**WRITTEN INSTRUCTION**
Bring together all lines of the material below that contain the string "Output".

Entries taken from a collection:
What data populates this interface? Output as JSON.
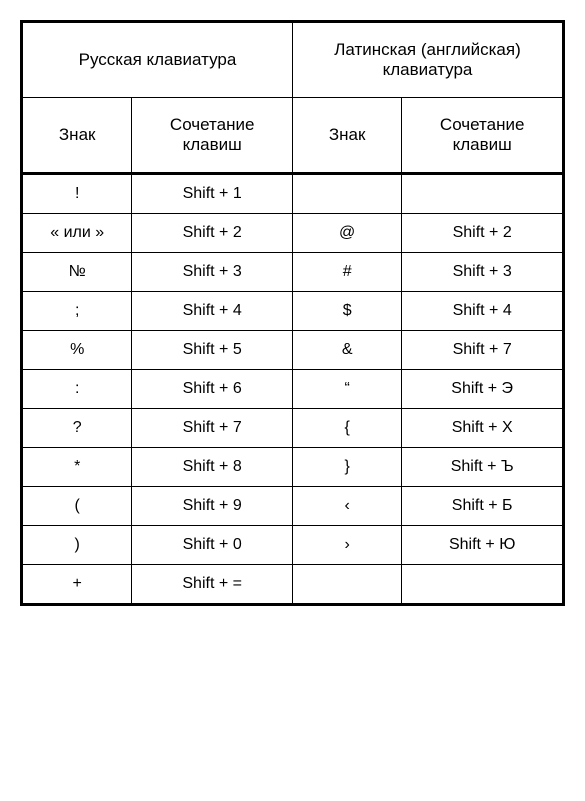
{
  "table": {
    "headers": {
      "russian": "Русская клавиатура",
      "latin": "Латинская (английская) клавиатура",
      "sign": "Знак",
      "combo": "Сочетание клавиш"
    },
    "rows": [
      {
        "r_sign": "!",
        "r_combo": "Shift + 1",
        "l_sign": "",
        "l_combo": ""
      },
      {
        "r_sign": "« или »",
        "r_combo": "Shift + 2",
        "l_sign": "@",
        "l_combo": "Shift + 2"
      },
      {
        "r_sign": "№",
        "r_combo": "Shift + 3",
        "l_sign": "#",
        "l_combo": "Shift + 3"
      },
      {
        "r_sign": ";",
        "r_combo": "Shift + 4",
        "l_sign": "$",
        "l_combo": "Shift + 4"
      },
      {
        "r_sign": "%",
        "r_combo": "Shift + 5",
        "l_sign": "&",
        "l_combo": "Shift + 7"
      },
      {
        "r_sign": ":",
        "r_combo": "Shift + 6",
        "l_sign": "“",
        "l_combo": "Shift + Э"
      },
      {
        "r_sign": "?",
        "r_combo": "Shift + 7",
        "l_sign": "{",
        "l_combo": "Shift + Х"
      },
      {
        "r_sign": "*",
        "r_combo": "Shift + 8",
        "l_sign": "}",
        "l_combo": "Shift + Ъ"
      },
      {
        "r_sign": "(",
        "r_combo": "Shift + 9",
        "l_sign": "‹",
        "l_combo": "Shift + Б"
      },
      {
        "r_sign": ")",
        "r_combo": "Shift + 0",
        "l_sign": "›",
        "l_combo": "Shift + Ю"
      },
      {
        "r_sign": "+",
        "r_combo": "Shift + =",
        "l_sign": "",
        "l_combo": ""
      }
    ]
  }
}
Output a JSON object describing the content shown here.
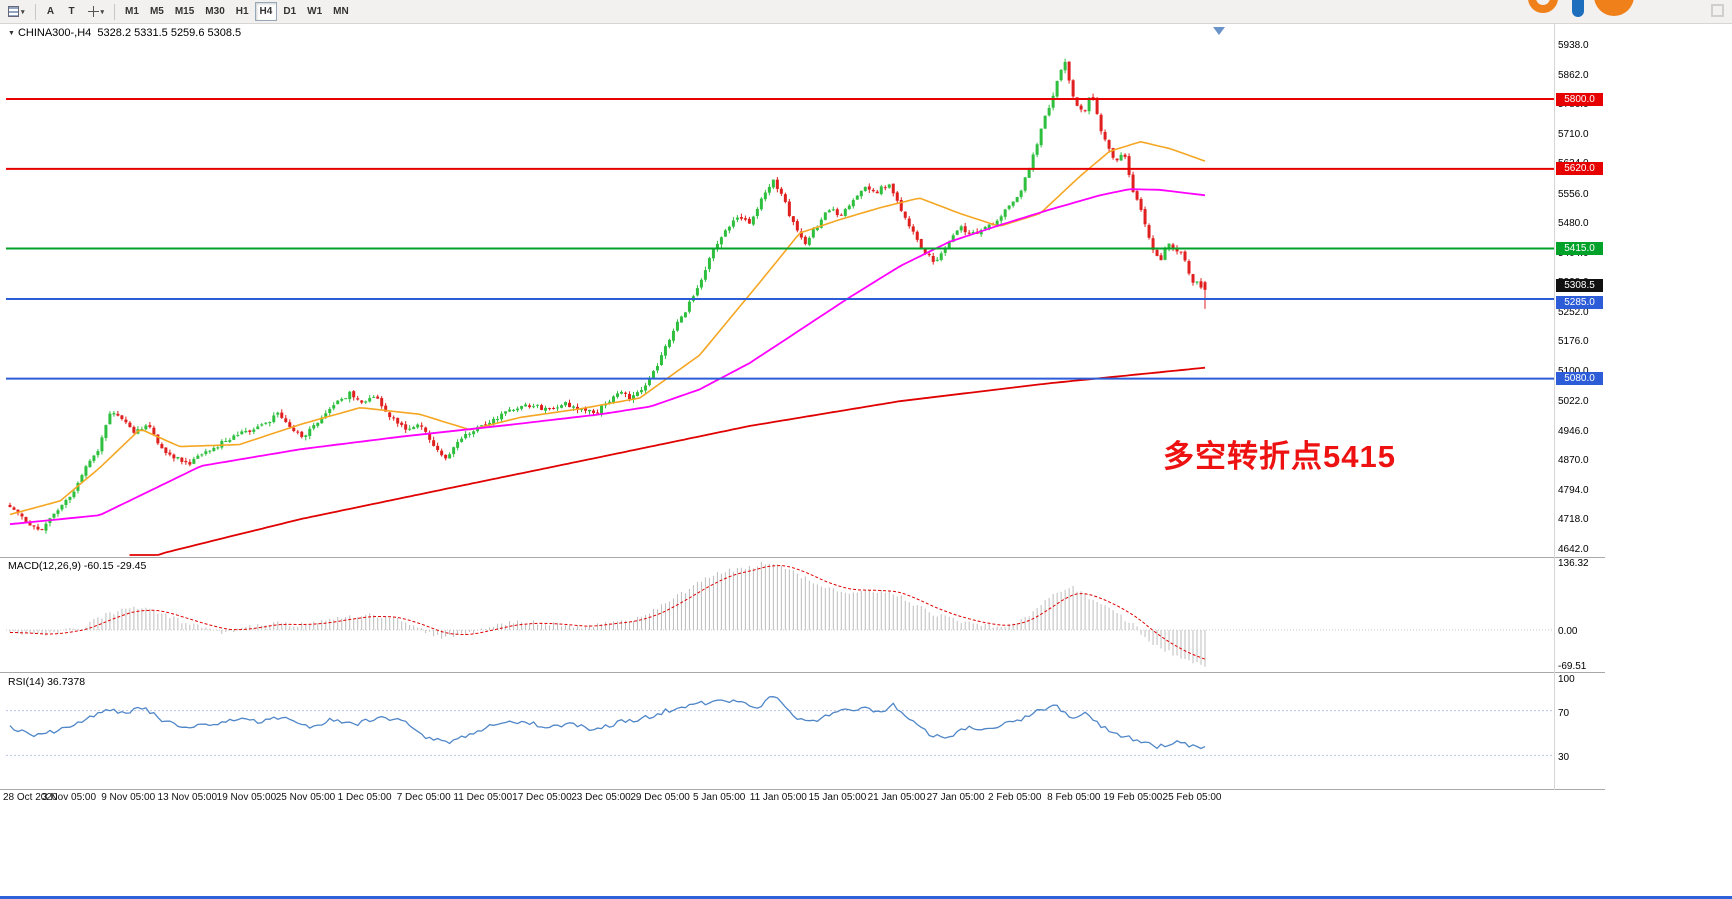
{
  "toolbar": {
    "tools": [
      {
        "name": "charts-grid-button",
        "icon": "rows-icon",
        "has_caret": true
      },
      {
        "name": "cursor-tool-button",
        "label": "A"
      },
      {
        "name": "text-tool-button",
        "label": "T"
      },
      {
        "name": "draw-tools-button",
        "icon": "crosshair-icon",
        "has_caret": true
      }
    ],
    "timeframes": [
      "M1",
      "M5",
      "M15",
      "M30",
      "H1",
      "H4",
      "D1",
      "W1",
      "MN"
    ],
    "active_timeframe": "H4"
  },
  "chart_data": [
    {
      "type": "candlestick",
      "symbol": "CHINA300-",
      "timeframe": "H4",
      "symbol_display": "CHINA300-,H4",
      "ohlc_display": "5328.2 5331.5 5259.6 5308.5",
      "last_ohlc": {
        "open": 5328.2,
        "high": 5331.5,
        "low": 5259.6,
        "close": 5308.5
      },
      "up_color": "#2fbf3f",
      "down_color": "#e01f1f",
      "y_axis_range": [
        4623,
        5952
      ],
      "y_tick_labels": [
        "5938.0",
        "5862.0",
        "5786.0",
        "5710.0",
        "5634.0",
        "5556.0",
        "5480.0",
        "5404.0",
        "5328.0",
        "5252.0",
        "5176.0",
        "5100.0",
        "5022.0",
        "4946.0",
        "4870.0",
        "4794.0",
        "4718.0",
        "4642.0"
      ],
      "x_tick_labels": [
        "28 Oct 2020",
        "3 Nov 05:00",
        "9 Nov 05:00",
        "13 Nov 05:00",
        "19 Nov 05:00",
        "25 Nov 05:00",
        "1 Dec 05:00",
        "7 Dec 05:00",
        "11 Dec 05:00",
        "17 Dec 05:00",
        "23 Dec 05:00",
        "29 Dec 05:00",
        "5 Jan 05:00",
        "11 Jan 05:00",
        "15 Jan 05:00",
        "21 Jan 05:00",
        "27 Jan 05:00",
        "2 Feb 05:00",
        "8 Feb 05:00",
        "19 Feb 05:00",
        "25 Feb 05:00"
      ],
      "hlines": [
        {
          "price": 5800,
          "label": "5800.0",
          "color": "#e60000"
        },
        {
          "price": 5620,
          "label": "5620.0",
          "color": "#e60000"
        },
        {
          "price": 5415,
          "label": "5415.0",
          "color": "#00a22a"
        },
        {
          "price": 5285,
          "label": "5285.0",
          "color": "#2c5cd8",
          "badge_dy": 4
        },
        {
          "price": 5080,
          "label": "5080.0",
          "color": "#2c5cd8"
        }
      ],
      "current_price_badge": {
        "price": 5308.5,
        "label": "5308.5",
        "color": "#111111",
        "badge_dy": -4
      },
      "annotation": {
        "text": "多空转折点5415",
        "color": "#ee1111"
      },
      "approx_bar_count": 300,
      "price_path_anchors": [
        [
          0,
          4755
        ],
        [
          0.01,
          4720
        ],
        [
          0.025,
          4690
        ],
        [
          0.04,
          4740
        ],
        [
          0.055,
          4800
        ],
        [
          0.065,
          4860
        ],
        [
          0.075,
          4905
        ],
        [
          0.085,
          5000
        ],
        [
          0.095,
          4975
        ],
        [
          0.105,
          4940
        ],
        [
          0.115,
          4962
        ],
        [
          0.125,
          4905
        ],
        [
          0.135,
          4880
        ],
        [
          0.15,
          4862
        ],
        [
          0.165,
          4890
        ],
        [
          0.18,
          4920
        ],
        [
          0.195,
          4940
        ],
        [
          0.21,
          4955
        ],
        [
          0.225,
          4990
        ],
        [
          0.235,
          4950
        ],
        [
          0.245,
          4930
        ],
        [
          0.255,
          4960
        ],
        [
          0.27,
          5010
        ],
        [
          0.285,
          5042
        ],
        [
          0.295,
          5020
        ],
        [
          0.305,
          5040
        ],
        [
          0.315,
          4990
        ],
        [
          0.33,
          4950
        ],
        [
          0.345,
          4962
        ],
        [
          0.355,
          4900
        ],
        [
          0.365,
          4872
        ],
        [
          0.375,
          4920
        ],
        [
          0.39,
          4950
        ],
        [
          0.405,
          4975
        ],
        [
          0.42,
          5000
        ],
        [
          0.435,
          5012
        ],
        [
          0.45,
          5000
        ],
        [
          0.465,
          5015
        ],
        [
          0.48,
          5000
        ],
        [
          0.49,
          4990
        ],
        [
          0.5,
          5022
        ],
        [
          0.51,
          5042
        ],
        [
          0.52,
          5030
        ],
        [
          0.53,
          5060
        ],
        [
          0.54,
          5100
        ],
        [
          0.55,
          5170
        ],
        [
          0.56,
          5230
        ],
        [
          0.57,
          5280
        ],
        [
          0.58,
          5350
        ],
        [
          0.59,
          5420
        ],
        [
          0.6,
          5470
        ],
        [
          0.61,
          5500
        ],
        [
          0.62,
          5480
        ],
        [
          0.63,
          5550
        ],
        [
          0.638,
          5592
        ],
        [
          0.645,
          5560
        ],
        [
          0.655,
          5480
        ],
        [
          0.665,
          5430
        ],
        [
          0.675,
          5470
        ],
        [
          0.685,
          5520
        ],
        [
          0.695,
          5500
        ],
        [
          0.705,
          5540
        ],
        [
          0.715,
          5572
        ],
        [
          0.725,
          5560
        ],
        [
          0.735,
          5582
        ],
        [
          0.745,
          5520
        ],
        [
          0.755,
          5460
        ],
        [
          0.765,
          5400
        ],
        [
          0.775,
          5382
        ],
        [
          0.785,
          5430
        ],
        [
          0.795,
          5470
        ],
        [
          0.805,
          5450
        ],
        [
          0.815,
          5470
        ],
        [
          0.825,
          5482
        ],
        [
          0.835,
          5520
        ],
        [
          0.845,
          5560
        ],
        [
          0.855,
          5640
        ],
        [
          0.865,
          5740
        ],
        [
          0.875,
          5830
        ],
        [
          0.882,
          5902
        ],
        [
          0.89,
          5800
        ],
        [
          0.898,
          5762
        ],
        [
          0.905,
          5812
        ],
        [
          0.915,
          5700
        ],
        [
          0.925,
          5642
        ],
        [
          0.932,
          5660
        ],
        [
          0.94,
          5560
        ],
        [
          0.948,
          5502
        ],
        [
          0.955,
          5422
        ],
        [
          0.962,
          5382
        ],
        [
          0.97,
          5432
        ],
        [
          0.98,
          5402
        ],
        [
          0.99,
          5332
        ],
        [
          1,
          5308.5
        ]
      ],
      "moving_averages": [
        {
          "name": "fast-ma",
          "color": "#f5a623",
          "width": 1.6,
          "anchors": [
            [
              0,
              4730
            ],
            [
              0.042,
              4765
            ],
            [
              0.075,
              4850
            ],
            [
              0.109,
              4950
            ],
            [
              0.142,
              4905
            ],
            [
              0.192,
              4910
            ],
            [
              0.243,
              4962
            ],
            [
              0.293,
              5005
            ],
            [
              0.343,
              4988
            ],
            [
              0.385,
              4948
            ],
            [
              0.427,
              4980
            ],
            [
              0.477,
              5002
            ],
            [
              0.527,
              5030
            ],
            [
              0.577,
              5140
            ],
            [
              0.628,
              5330
            ],
            [
              0.661,
              5455
            ],
            [
              0.695,
              5490
            ],
            [
              0.728,
              5520
            ],
            [
              0.761,
              5545
            ],
            [
              0.795,
              5505
            ],
            [
              0.828,
              5472
            ],
            [
              0.862,
              5505
            ],
            [
              0.895,
              5600
            ],
            [
              0.92,
              5665
            ],
            [
              0.946,
              5690
            ],
            [
              0.971,
              5672
            ],
            [
              1,
              5640
            ]
          ]
        },
        {
          "name": "mid-ma",
          "color": "#ff00ff",
          "width": 1.8,
          "anchors": [
            [
              0,
              4705
            ],
            [
              0.075,
              4728
            ],
            [
              0.16,
              4855
            ],
            [
              0.243,
              4898
            ],
            [
              0.326,
              4930
            ],
            [
              0.41,
              4958
            ],
            [
              0.494,
              4988
            ],
            [
              0.536,
              5008
            ],
            [
              0.577,
              5052
            ],
            [
              0.619,
              5120
            ],
            [
              0.661,
              5205
            ],
            [
              0.703,
              5290
            ],
            [
              0.745,
              5370
            ],
            [
              0.786,
              5432
            ],
            [
              0.828,
              5475
            ],
            [
              0.87,
              5515
            ],
            [
              0.912,
              5552
            ],
            [
              0.937,
              5568
            ],
            [
              0.962,
              5566
            ],
            [
              1,
              5552
            ]
          ]
        },
        {
          "name": "slow-ma",
          "color": "#e00000",
          "width": 1.8,
          "anchors": [
            [
              0.1,
              4600
            ],
            [
              0.13,
              4632
            ],
            [
              0.243,
              4718
            ],
            [
              0.368,
              4798
            ],
            [
              0.494,
              4878
            ],
            [
              0.619,
              4958
            ],
            [
              0.745,
              5022
            ],
            [
              0.87,
              5068
            ],
            [
              1,
              5108
            ]
          ]
        }
      ]
    },
    {
      "type": "macd",
      "label": "MACD(12,26,9) -60.15 -29.45",
      "params": [
        12,
        26,
        9
      ],
      "current_macd": -60.15,
      "current_signal": -29.45,
      "y_tick_labels": [
        "136.32",
        "0.00",
        "-69.51"
      ],
      "histogram_color": "#bcbcbc",
      "signal_color": "#e00000",
      "anchors": [
        [
          0,
          -5
        ],
        [
          0.03,
          -10
        ],
        [
          0.06,
          5
        ],
        [
          0.08,
          30
        ],
        [
          0.1,
          45
        ],
        [
          0.12,
          40
        ],
        [
          0.14,
          20
        ],
        [
          0.16,
          5
        ],
        [
          0.18,
          -5
        ],
        [
          0.2,
          5
        ],
        [
          0.22,
          15
        ],
        [
          0.24,
          10
        ],
        [
          0.26,
          15
        ],
        [
          0.28,
          25
        ],
        [
          0.3,
          30
        ],
        [
          0.32,
          25
        ],
        [
          0.34,
          5
        ],
        [
          0.36,
          -15
        ],
        [
          0.38,
          -10
        ],
        [
          0.4,
          5
        ],
        [
          0.42,
          15
        ],
        [
          0.44,
          15
        ],
        [
          0.46,
          10
        ],
        [
          0.48,
          5
        ],
        [
          0.5,
          15
        ],
        [
          0.52,
          20
        ],
        [
          0.54,
          40
        ],
        [
          0.56,
          70
        ],
        [
          0.58,
          100
        ],
        [
          0.6,
          120
        ],
        [
          0.62,
          125
        ],
        [
          0.63,
          135
        ],
        [
          0.645,
          130
        ],
        [
          0.66,
          110
        ],
        [
          0.68,
          85
        ],
        [
          0.7,
          75
        ],
        [
          0.72,
          80
        ],
        [
          0.74,
          75
        ],
        [
          0.75,
          60
        ],
        [
          0.77,
          35
        ],
        [
          0.79,
          20
        ],
        [
          0.81,
          10
        ],
        [
          0.83,
          5
        ],
        [
          0.85,
          25
        ],
        [
          0.865,
          55
        ],
        [
          0.88,
          80
        ],
        [
          0.89,
          85
        ],
        [
          0.9,
          70
        ],
        [
          0.91,
          55
        ],
        [
          0.925,
          35
        ],
        [
          0.94,
          10
        ],
        [
          0.955,
          -25
        ],
        [
          0.97,
          -45
        ],
        [
          0.985,
          -60
        ],
        [
          1,
          -70
        ]
      ]
    },
    {
      "type": "rsi",
      "label": "RSI(14) 36.7378",
      "period": 14,
      "current_value": 36.7378,
      "levels": [
        70,
        30
      ],
      "y_tick_labels": [
        "100",
        "70",
        "30"
      ],
      "line_color": "#4f86c8",
      "anchors": [
        [
          0,
          55
        ],
        [
          0.02,
          48
        ],
        [
          0.04,
          52
        ],
        [
          0.06,
          60
        ],
        [
          0.08,
          72
        ],
        [
          0.095,
          68
        ],
        [
          0.11,
          73
        ],
        [
          0.13,
          60
        ],
        [
          0.15,
          55
        ],
        [
          0.17,
          58
        ],
        [
          0.19,
          62
        ],
        [
          0.21,
          60
        ],
        [
          0.23,
          65
        ],
        [
          0.25,
          55
        ],
        [
          0.27,
          62
        ],
        [
          0.29,
          58
        ],
        [
          0.31,
          65
        ],
        [
          0.33,
          60
        ],
        [
          0.35,
          45
        ],
        [
          0.37,
          42
        ],
        [
          0.39,
          52
        ],
        [
          0.41,
          58
        ],
        [
          0.43,
          60
        ],
        [
          0.45,
          55
        ],
        [
          0.47,
          58
        ],
        [
          0.49,
          52
        ],
        [
          0.51,
          60
        ],
        [
          0.53,
          63
        ],
        [
          0.55,
          70
        ],
        [
          0.57,
          75
        ],
        [
          0.59,
          78
        ],
        [
          0.61,
          80
        ],
        [
          0.625,
          72
        ],
        [
          0.64,
          85
        ],
        [
          0.655,
          65
        ],
        [
          0.67,
          60
        ],
        [
          0.69,
          68
        ],
        [
          0.71,
          72
        ],
        [
          0.73,
          70
        ],
        [
          0.74,
          75
        ],
        [
          0.755,
          60
        ],
        [
          0.77,
          48
        ],
        [
          0.785,
          45
        ],
        [
          0.8,
          55
        ],
        [
          0.815,
          52
        ],
        [
          0.83,
          58
        ],
        [
          0.845,
          62
        ],
        [
          0.86,
          70
        ],
        [
          0.875,
          75
        ],
        [
          0.89,
          62
        ],
        [
          0.9,
          68
        ],
        [
          0.915,
          55
        ],
        [
          0.93,
          48
        ],
        [
          0.945,
          42
        ],
        [
          0.96,
          38
        ],
        [
          0.975,
          42
        ],
        [
          0.99,
          38
        ],
        [
          1,
          36.7
        ]
      ]
    }
  ]
}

**EXERCISE SOLUTION**
What data populates this interface? Output as JSON.
Output a JSON object describing the content shown here.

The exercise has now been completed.